__Problem description__
Duplicate the records from the line containing "title-bar: Application Name: [0, 0, 474, 12]" through the line containing "nav-glyph-icon: [5, 67, 12, 80]", both included, reproducing each line verbatim.

+===+

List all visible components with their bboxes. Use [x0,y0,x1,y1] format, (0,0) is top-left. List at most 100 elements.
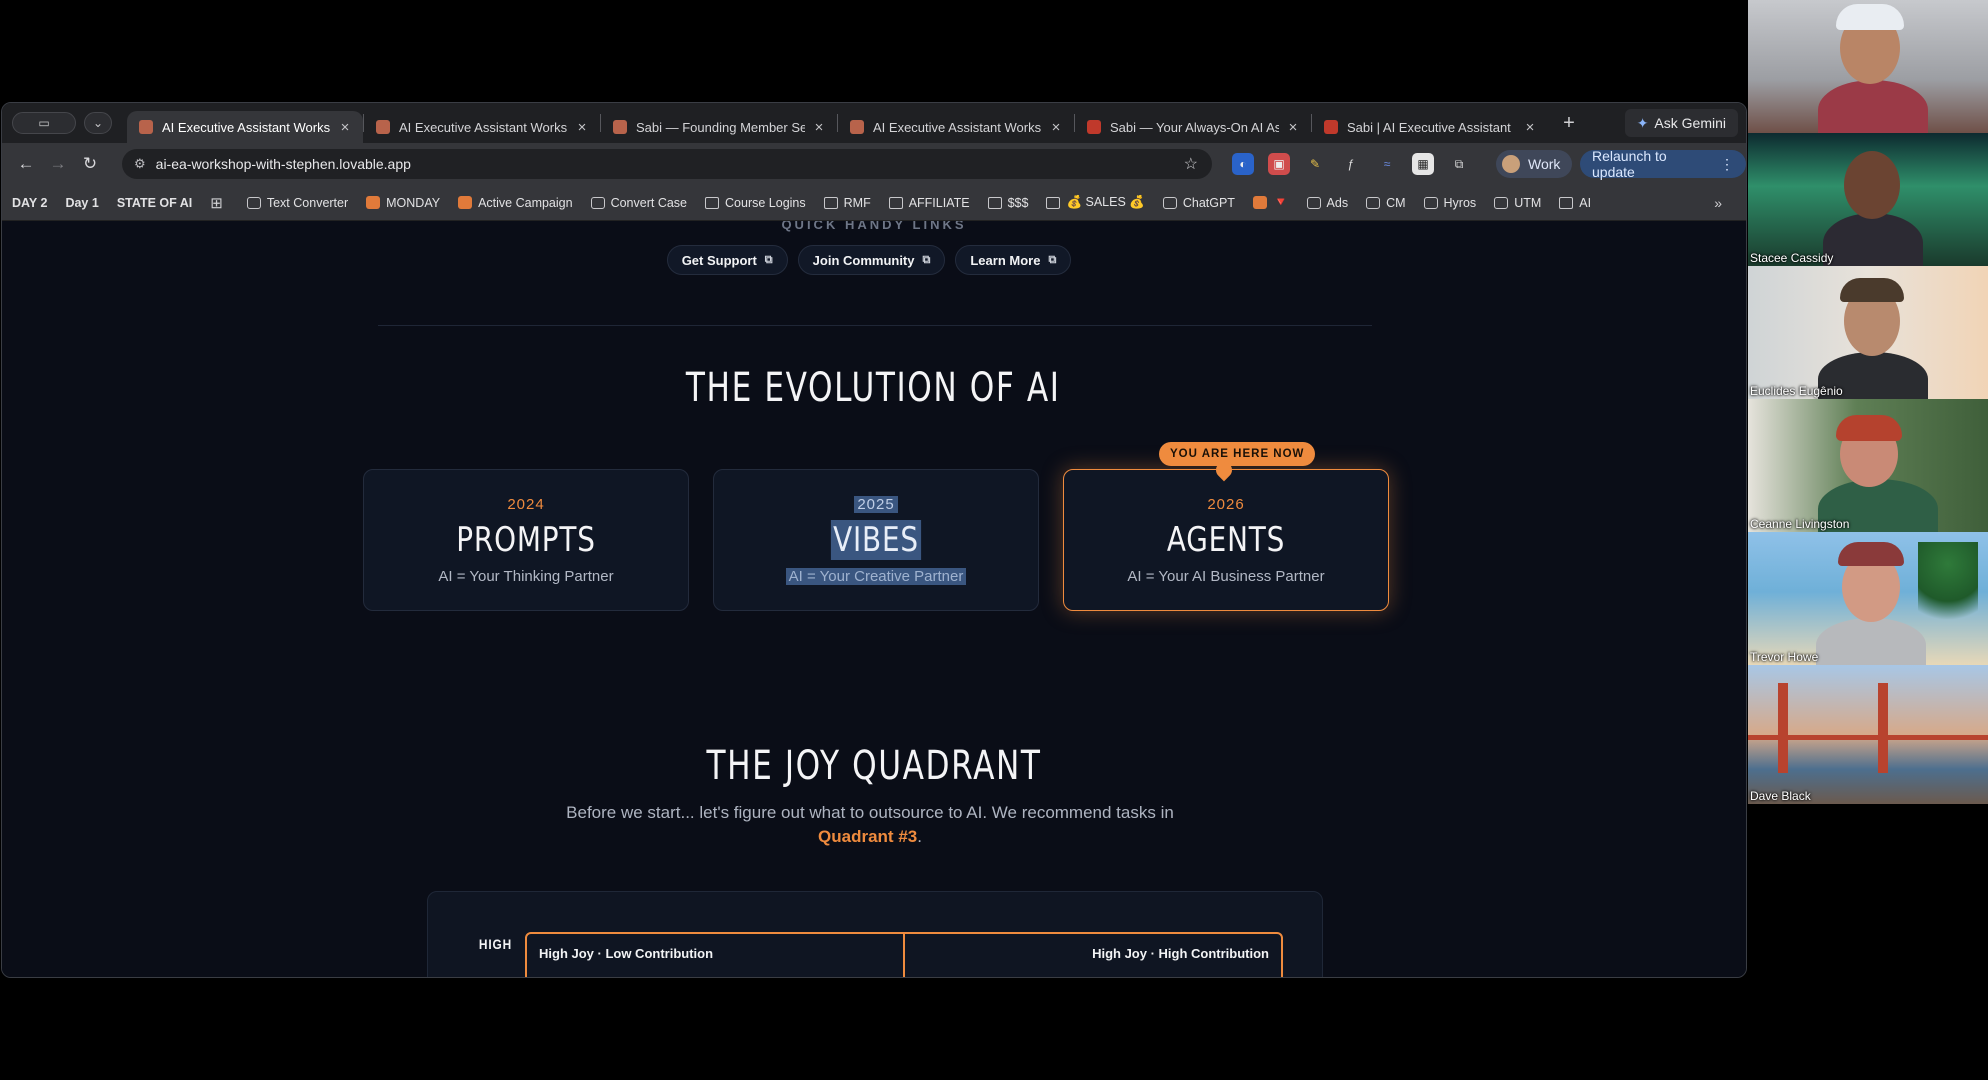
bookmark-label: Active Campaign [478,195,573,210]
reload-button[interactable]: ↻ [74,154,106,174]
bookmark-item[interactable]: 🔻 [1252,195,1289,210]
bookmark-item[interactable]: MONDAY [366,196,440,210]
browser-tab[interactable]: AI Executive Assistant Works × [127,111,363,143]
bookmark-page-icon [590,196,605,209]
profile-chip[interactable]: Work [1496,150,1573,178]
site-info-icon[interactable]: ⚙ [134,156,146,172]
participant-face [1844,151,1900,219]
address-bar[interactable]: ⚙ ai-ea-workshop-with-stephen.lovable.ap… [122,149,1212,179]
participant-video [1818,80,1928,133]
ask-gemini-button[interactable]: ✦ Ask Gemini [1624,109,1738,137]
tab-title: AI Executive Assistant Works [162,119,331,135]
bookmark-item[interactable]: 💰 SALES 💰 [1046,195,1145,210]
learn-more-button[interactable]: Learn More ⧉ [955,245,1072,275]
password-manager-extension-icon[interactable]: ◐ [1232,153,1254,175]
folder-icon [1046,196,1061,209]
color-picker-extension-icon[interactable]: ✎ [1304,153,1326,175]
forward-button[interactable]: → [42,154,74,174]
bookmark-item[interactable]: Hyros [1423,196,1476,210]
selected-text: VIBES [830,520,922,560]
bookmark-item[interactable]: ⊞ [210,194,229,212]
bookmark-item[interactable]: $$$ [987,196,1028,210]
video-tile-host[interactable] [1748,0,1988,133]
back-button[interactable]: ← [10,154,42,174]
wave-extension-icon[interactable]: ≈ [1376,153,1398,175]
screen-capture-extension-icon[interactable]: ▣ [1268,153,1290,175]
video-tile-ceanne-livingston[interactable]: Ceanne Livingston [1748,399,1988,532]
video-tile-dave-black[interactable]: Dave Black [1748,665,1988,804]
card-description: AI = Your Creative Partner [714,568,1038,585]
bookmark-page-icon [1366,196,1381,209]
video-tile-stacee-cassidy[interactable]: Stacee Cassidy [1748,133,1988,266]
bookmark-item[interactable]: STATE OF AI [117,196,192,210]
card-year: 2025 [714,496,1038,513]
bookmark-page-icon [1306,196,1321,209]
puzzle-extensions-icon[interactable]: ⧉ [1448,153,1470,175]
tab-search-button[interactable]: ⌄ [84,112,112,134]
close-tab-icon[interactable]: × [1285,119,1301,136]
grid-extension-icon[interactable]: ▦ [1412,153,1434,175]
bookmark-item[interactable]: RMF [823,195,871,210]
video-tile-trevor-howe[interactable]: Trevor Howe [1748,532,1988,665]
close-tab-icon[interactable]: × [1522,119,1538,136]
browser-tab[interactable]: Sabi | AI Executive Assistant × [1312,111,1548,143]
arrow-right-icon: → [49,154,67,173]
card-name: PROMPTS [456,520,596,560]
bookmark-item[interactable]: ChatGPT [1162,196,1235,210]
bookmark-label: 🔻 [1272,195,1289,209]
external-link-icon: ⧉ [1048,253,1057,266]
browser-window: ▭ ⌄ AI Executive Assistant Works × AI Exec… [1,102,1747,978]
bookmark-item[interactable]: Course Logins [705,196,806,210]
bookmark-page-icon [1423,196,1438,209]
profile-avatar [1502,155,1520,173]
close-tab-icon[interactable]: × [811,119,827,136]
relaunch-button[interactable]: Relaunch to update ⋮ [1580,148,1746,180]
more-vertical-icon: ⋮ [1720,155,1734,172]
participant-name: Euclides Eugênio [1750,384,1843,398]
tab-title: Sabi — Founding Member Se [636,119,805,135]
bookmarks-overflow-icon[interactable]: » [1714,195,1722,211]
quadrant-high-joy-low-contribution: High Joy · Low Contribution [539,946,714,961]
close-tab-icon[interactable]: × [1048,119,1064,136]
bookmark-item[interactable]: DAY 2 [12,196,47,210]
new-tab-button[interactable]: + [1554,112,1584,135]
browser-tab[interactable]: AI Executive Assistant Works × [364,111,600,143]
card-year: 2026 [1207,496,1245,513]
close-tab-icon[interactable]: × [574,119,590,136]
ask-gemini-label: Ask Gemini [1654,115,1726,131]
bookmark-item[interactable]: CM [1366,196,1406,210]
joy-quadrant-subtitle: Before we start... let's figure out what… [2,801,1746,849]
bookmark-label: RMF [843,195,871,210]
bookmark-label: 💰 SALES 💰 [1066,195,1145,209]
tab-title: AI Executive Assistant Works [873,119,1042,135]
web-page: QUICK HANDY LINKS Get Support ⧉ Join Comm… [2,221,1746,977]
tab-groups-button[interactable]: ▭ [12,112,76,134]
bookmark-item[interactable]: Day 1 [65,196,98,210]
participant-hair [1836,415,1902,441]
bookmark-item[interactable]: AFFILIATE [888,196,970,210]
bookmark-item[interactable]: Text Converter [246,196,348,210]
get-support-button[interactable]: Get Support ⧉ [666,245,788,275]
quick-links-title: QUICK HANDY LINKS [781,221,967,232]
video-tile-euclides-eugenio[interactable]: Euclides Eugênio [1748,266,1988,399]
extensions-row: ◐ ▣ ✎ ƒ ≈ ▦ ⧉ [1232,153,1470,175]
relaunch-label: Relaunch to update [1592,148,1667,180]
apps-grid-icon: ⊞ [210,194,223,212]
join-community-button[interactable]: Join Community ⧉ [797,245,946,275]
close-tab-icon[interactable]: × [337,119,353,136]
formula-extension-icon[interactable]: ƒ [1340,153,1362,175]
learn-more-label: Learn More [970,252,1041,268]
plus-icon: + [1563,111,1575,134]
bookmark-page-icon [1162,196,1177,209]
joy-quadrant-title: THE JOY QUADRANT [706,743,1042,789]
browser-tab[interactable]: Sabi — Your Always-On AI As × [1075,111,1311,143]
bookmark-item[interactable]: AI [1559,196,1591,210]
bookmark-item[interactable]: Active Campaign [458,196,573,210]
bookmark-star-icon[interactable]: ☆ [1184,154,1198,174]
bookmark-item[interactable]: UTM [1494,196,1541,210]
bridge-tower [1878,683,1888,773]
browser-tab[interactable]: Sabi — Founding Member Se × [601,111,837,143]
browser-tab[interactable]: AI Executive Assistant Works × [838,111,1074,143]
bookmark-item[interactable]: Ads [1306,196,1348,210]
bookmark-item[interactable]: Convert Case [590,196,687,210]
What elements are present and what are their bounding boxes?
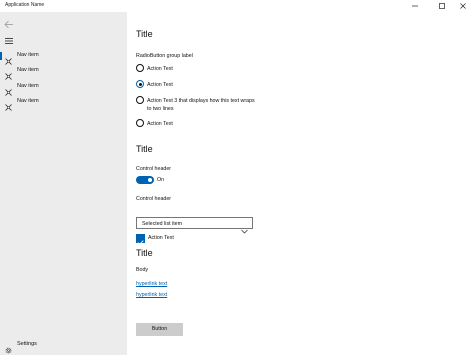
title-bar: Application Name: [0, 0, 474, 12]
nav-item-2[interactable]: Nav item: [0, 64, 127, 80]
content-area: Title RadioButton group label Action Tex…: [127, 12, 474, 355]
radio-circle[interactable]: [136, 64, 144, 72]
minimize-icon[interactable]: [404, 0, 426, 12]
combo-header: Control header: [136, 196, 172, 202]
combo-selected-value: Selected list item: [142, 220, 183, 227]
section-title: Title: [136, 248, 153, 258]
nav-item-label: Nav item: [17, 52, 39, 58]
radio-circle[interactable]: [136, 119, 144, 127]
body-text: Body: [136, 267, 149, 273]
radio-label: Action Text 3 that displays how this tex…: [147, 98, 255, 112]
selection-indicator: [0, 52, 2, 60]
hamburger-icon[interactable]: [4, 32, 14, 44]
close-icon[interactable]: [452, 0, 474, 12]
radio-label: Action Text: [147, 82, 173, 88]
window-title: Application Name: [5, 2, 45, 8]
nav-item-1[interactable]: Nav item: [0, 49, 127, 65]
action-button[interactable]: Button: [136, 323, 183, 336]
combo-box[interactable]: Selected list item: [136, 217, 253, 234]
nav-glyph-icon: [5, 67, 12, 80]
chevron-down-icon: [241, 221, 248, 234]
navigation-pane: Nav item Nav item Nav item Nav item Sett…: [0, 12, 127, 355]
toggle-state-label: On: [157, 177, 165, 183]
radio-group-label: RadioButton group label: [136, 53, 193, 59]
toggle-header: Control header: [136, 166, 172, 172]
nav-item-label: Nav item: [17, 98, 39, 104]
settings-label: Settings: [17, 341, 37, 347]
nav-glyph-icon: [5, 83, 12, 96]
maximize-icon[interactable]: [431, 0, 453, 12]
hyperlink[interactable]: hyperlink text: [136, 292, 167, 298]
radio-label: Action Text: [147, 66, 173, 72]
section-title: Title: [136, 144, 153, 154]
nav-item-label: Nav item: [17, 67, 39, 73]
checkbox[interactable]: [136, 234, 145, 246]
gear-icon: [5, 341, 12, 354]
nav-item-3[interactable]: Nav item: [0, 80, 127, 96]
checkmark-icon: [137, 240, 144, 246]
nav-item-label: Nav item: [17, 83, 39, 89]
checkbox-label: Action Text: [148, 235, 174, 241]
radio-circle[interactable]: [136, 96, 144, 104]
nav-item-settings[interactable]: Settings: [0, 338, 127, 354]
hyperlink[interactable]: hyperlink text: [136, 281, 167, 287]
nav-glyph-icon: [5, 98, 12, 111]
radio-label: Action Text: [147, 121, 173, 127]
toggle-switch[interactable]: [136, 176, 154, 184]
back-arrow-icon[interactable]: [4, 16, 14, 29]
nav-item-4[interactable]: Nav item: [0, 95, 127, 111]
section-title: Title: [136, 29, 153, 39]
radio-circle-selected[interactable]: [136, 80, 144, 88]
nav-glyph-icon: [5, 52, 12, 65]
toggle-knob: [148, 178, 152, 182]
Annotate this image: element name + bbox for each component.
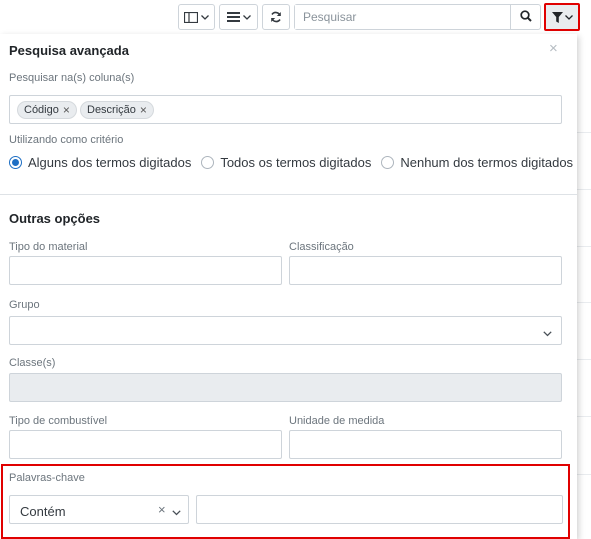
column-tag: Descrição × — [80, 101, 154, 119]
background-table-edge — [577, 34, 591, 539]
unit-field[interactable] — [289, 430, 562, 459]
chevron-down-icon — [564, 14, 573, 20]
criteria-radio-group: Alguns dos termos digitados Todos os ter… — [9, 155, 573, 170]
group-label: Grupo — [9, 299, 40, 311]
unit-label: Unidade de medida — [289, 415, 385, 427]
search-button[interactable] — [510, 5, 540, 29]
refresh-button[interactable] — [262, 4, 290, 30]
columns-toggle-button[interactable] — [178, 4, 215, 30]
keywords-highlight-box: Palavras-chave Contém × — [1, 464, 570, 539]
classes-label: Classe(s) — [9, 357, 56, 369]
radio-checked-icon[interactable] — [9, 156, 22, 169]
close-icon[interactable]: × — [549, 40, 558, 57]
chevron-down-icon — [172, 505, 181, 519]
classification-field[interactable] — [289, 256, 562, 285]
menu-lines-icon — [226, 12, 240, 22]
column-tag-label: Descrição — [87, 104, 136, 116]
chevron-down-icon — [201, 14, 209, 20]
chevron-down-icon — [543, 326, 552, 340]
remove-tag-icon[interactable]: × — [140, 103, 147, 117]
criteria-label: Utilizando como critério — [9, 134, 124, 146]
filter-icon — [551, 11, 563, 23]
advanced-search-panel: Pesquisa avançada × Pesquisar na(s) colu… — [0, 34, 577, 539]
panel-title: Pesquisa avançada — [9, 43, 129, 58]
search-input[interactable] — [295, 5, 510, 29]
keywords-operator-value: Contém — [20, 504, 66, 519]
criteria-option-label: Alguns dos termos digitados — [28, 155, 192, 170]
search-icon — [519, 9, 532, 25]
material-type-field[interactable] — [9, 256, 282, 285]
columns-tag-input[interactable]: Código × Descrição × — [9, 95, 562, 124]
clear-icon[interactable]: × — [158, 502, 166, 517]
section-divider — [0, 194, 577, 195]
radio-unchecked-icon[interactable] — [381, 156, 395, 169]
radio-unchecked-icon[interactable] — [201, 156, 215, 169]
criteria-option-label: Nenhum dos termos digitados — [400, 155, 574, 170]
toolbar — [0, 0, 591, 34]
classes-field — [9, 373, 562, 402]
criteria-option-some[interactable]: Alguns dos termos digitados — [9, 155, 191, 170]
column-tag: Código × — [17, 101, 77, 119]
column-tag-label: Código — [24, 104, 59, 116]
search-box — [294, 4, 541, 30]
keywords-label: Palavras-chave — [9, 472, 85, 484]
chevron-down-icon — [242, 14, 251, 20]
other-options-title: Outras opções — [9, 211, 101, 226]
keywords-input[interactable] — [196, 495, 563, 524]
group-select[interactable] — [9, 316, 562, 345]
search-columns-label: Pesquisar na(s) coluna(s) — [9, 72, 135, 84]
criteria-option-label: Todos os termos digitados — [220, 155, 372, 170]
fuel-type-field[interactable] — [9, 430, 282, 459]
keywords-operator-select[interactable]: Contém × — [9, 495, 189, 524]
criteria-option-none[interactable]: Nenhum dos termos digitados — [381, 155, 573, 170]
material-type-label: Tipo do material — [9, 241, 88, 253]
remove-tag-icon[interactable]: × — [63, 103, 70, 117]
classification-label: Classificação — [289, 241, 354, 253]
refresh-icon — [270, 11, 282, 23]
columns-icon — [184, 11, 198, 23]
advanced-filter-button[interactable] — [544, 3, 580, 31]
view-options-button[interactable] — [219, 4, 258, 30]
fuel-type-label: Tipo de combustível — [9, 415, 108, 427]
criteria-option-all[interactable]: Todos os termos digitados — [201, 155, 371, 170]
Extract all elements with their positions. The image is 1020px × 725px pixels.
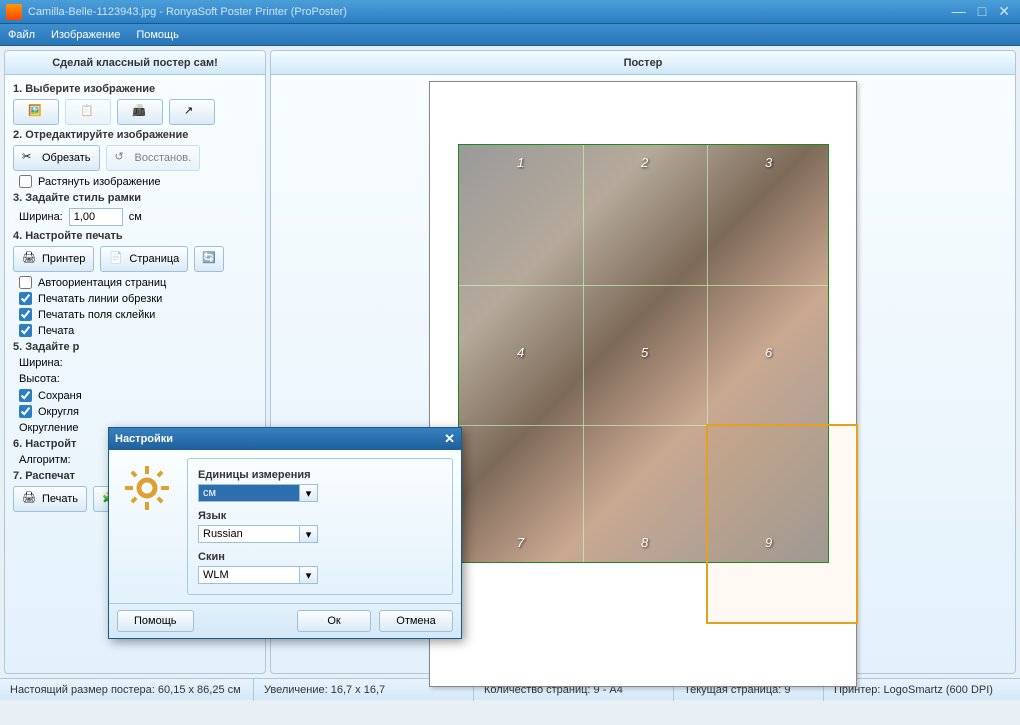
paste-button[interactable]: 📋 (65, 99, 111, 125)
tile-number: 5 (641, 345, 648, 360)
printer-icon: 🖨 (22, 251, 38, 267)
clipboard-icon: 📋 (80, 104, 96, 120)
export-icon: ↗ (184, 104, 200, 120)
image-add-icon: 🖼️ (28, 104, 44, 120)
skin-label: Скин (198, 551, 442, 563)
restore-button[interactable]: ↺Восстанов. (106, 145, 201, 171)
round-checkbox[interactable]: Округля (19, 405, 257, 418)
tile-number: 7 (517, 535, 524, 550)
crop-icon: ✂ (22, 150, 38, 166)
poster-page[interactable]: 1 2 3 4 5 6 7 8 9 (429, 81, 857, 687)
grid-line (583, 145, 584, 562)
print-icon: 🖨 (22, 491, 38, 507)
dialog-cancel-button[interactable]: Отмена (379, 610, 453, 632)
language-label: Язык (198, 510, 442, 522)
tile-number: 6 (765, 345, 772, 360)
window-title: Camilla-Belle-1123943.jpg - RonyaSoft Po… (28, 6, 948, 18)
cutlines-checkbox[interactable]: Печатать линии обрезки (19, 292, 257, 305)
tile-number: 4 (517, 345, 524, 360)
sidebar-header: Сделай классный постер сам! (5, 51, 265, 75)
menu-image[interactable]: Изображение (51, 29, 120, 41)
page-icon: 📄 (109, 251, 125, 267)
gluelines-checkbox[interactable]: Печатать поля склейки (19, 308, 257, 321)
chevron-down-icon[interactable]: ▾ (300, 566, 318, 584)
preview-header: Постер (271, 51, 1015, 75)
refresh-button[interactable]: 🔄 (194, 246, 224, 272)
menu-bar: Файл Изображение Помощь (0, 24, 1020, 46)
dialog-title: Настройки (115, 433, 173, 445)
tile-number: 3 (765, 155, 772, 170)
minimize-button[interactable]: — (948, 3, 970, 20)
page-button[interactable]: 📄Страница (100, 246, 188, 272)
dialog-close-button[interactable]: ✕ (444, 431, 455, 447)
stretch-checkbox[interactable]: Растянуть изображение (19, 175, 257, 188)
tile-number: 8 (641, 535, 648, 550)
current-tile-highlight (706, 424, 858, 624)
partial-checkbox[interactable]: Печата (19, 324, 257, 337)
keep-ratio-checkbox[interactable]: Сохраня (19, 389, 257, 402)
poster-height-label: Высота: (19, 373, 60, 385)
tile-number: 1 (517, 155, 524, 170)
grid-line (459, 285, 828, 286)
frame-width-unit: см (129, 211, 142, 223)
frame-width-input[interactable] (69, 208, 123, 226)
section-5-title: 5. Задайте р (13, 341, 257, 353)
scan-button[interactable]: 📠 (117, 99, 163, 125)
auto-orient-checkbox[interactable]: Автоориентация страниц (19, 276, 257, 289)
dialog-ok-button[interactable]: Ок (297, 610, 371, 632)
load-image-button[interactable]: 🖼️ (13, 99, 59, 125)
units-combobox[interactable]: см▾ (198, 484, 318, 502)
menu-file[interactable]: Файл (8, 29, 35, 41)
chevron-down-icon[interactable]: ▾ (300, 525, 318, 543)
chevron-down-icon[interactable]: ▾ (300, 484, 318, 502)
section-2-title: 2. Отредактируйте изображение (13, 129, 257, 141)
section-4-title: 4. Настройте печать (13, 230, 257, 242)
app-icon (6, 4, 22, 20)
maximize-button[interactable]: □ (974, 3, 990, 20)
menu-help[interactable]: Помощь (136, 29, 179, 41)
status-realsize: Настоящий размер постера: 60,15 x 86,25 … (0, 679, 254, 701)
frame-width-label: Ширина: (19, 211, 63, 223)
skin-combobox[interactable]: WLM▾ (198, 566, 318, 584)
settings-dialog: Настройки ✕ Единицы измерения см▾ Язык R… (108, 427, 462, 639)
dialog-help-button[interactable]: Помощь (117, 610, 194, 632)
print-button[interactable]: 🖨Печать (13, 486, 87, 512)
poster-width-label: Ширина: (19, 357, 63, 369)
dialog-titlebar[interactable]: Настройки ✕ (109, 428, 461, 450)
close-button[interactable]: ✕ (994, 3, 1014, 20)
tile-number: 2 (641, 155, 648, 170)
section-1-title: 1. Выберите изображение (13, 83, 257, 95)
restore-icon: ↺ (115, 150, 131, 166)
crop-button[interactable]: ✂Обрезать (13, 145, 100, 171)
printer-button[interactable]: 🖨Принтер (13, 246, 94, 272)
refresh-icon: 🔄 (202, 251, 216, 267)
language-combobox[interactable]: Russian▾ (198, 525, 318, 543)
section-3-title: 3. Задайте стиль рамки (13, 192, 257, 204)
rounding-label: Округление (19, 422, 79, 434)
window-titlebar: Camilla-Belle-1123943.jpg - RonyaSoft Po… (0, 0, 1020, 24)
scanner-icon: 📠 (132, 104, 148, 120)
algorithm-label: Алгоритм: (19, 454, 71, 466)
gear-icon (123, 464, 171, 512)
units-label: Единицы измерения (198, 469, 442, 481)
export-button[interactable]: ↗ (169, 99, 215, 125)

+===+

__Answer below__
title-bar: Application Name: [0, 0, 474, 12]
nav-item-2[interactable]: Nav item: [0, 64, 127, 80]
content-area: Title RadioButton group label Action Tex…: [127, 12, 474, 355]
radio-circle[interactable]: [136, 64, 144, 72]
minimize-icon[interactable]: [404, 0, 426, 12]
combo-header: Control header: [136, 196, 172, 202]
combo-selected-value: Selected list item: [142, 220, 183, 227]
section-title: Title: [136, 248, 153, 258]
nav-item-label: Nav item: [17, 52, 39, 58]
radio-circle[interactable]: [136, 119, 144, 127]
body-text: Body: [136, 267, 149, 273]
radio-label: Action Text 3 that displays how this tex…: [147, 98, 255, 112]
selection-indicator: [0, 52, 2, 60]
hamburger-icon[interactable]: [4, 32, 14, 44]
close-icon[interactable]: [452, 0, 474, 12]
radio-label: Action Text: [147, 82, 173, 88]
window-title: Application Name: [5, 2, 45, 8]
nav-item-1[interactable]: Nav item: [0, 49, 127, 65]
action-button[interactable]: Button: [136, 323, 183, 336]
combo-box[interactable]: Selected list item: [136, 217, 253, 234]
nav-glyph-icon: [5, 67, 12, 80]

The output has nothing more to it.